> **Exercise directions**: Write every line of the material out exactly as shown.

Items from a dataset:
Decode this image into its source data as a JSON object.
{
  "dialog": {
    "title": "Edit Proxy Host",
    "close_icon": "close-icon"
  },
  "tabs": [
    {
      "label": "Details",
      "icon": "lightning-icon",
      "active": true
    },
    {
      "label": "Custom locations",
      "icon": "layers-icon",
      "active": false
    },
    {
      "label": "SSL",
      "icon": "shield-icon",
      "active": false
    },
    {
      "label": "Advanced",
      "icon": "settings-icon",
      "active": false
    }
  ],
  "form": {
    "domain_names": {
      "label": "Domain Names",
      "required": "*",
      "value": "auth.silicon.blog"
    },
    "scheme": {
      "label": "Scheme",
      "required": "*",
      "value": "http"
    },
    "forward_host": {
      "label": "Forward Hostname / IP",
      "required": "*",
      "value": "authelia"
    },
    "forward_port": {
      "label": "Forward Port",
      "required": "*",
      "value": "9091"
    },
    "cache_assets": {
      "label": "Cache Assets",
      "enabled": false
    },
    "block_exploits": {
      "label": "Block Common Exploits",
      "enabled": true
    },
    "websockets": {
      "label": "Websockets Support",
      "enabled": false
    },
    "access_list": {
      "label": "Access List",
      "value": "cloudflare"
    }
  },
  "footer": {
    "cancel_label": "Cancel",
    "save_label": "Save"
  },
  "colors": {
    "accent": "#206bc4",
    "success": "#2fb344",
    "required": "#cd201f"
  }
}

> **Correct result**:
Decode this image into its source data as a JSON object.
{
  "dialog": {
    "title": "Edit Proxy Host",
    "close_icon": "close-icon"
  },
  "tabs": [
    {
      "label": "Details",
      "icon": "lightning-icon",
      "active": true
    },
    {
      "label": "Custom locations",
      "icon": "layers-icon",
      "active": false
    },
    {
      "label": "SSL",
      "icon": "shield-icon",
      "active": false
    },
    {
      "label": "Advanced",
      "icon": "settings-icon",
      "active": false
    }
  ],
  "form": {
    "domain_names": {
      "label": "Domain Names",
      "required": "*",
      "value": "auth.silicon.blog"
    },
    "scheme": {
      "label": "Scheme",
      "required": "*",
      "value": "http"
    },
    "forward_host": {
      "label": "Forward Hostname / IP",
      "required": "*",
      "value": "authelia"
    },
    "forward_port": {
      "label": "Forward Port",
      "required": "*",
      "value": "9091"
    },
    "cache_assets": {
      "label": "Cache Assets",
      "enabled": false
    },
    "block_exploits": {
      "label": "Block Common Exploits",
      "enabled": true
    },
    "websockets": {
      "label": "Websockets Support",
      "enabled": false
    },
    "access_list": {
      "label": "Access List",
      "value": "cloudflare"
    }
  },
  "footer": {
    "cancel_label": "Cancel",
    "save_label": "Save"
  },
  "colors": {
    "accent": "#206bc4",
    "success": "#2fb344",
    "required": "#cd201f"
  }
}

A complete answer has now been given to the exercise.